**Problem description**
Make an exact copy of each entry, leaving out every picture.

**Rows**
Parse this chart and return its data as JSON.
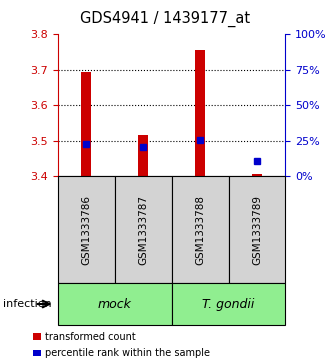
{
  "title": "GDS4941 / 1439177_at",
  "samples": [
    "GSM1333786",
    "GSM1333787",
    "GSM1333788",
    "GSM1333789"
  ],
  "bar_bottoms": [
    3.4,
    3.4,
    3.4,
    3.4
  ],
  "bar_tops": [
    3.695,
    3.515,
    3.755,
    3.405
  ],
  "blue_y": [
    3.49,
    3.482,
    3.502,
    3.443
  ],
  "ylim": [
    3.4,
    3.8
  ],
  "yticks_left": [
    3.4,
    3.5,
    3.6,
    3.7,
    3.8
  ],
  "yticks_right": [
    0,
    25,
    50,
    75,
    100
  ],
  "bar_color": "#cc0000",
  "blue_color": "#0000cc",
  "groups": [
    {
      "label": "mock",
      "indices": [
        0,
        1
      ],
      "color": "#90ee90"
    },
    {
      "label": "T. gondii",
      "indices": [
        2,
        3
      ],
      "color": "#90ee90"
    }
  ],
  "infection_label": "infection",
  "legend_red": "transformed count",
  "legend_blue": "percentile rank within the sample",
  "background_plot": "#ffffff",
  "background_sample_box": "#d3d3d3",
  "left_axis_color": "#cc0000",
  "right_axis_color": "#0000cc"
}
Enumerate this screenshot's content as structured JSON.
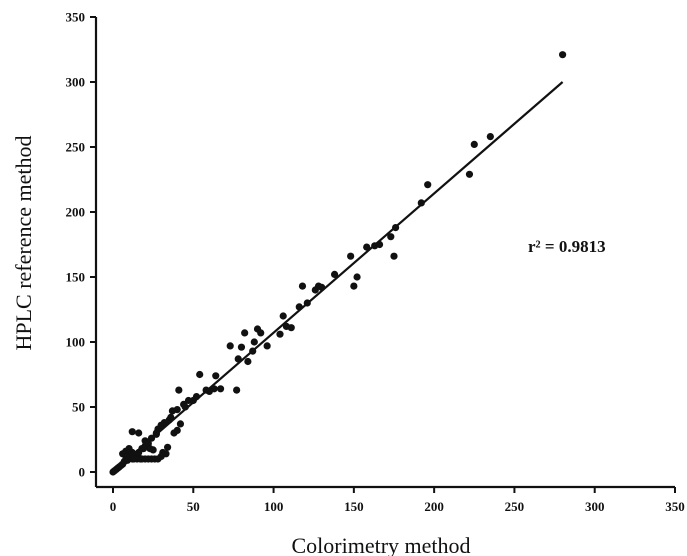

**Problem solution**
Parse this chart and return its data as JSON.
{
  "title": "GDS4941 / 1439177_at",
  "samples": [
    "GSM1333786",
    "GSM1333787",
    "GSM1333788",
    "GSM1333789"
  ],
  "bar_bottoms": [
    3.4,
    3.4,
    3.4,
    3.4
  ],
  "bar_tops": [
    3.695,
    3.515,
    3.755,
    3.405
  ],
  "blue_y": [
    3.49,
    3.482,
    3.502,
    3.443
  ],
  "ylim": [
    3.4,
    3.8
  ],
  "yticks_left": [
    3.4,
    3.5,
    3.6,
    3.7,
    3.8
  ],
  "yticks_right": [
    0,
    25,
    50,
    75,
    100
  ],
  "bar_color": "#cc0000",
  "blue_color": "#0000cc",
  "groups": [
    {
      "label": "mock",
      "indices": [
        0,
        1
      ],
      "color": "#90ee90"
    },
    {
      "label": "T. gondii",
      "indices": [
        2,
        3
      ],
      "color": "#90ee90"
    }
  ],
  "infection_label": "infection",
  "legend_red": "transformed count",
  "legend_blue": "percentile rank within the sample",
  "background_plot": "#ffffff",
  "background_sample_box": "#d3d3d3",
  "left_axis_color": "#cc0000",
  "right_axis_color": "#0000cc"
}
Enumerate this screenshot's content as structured JSON.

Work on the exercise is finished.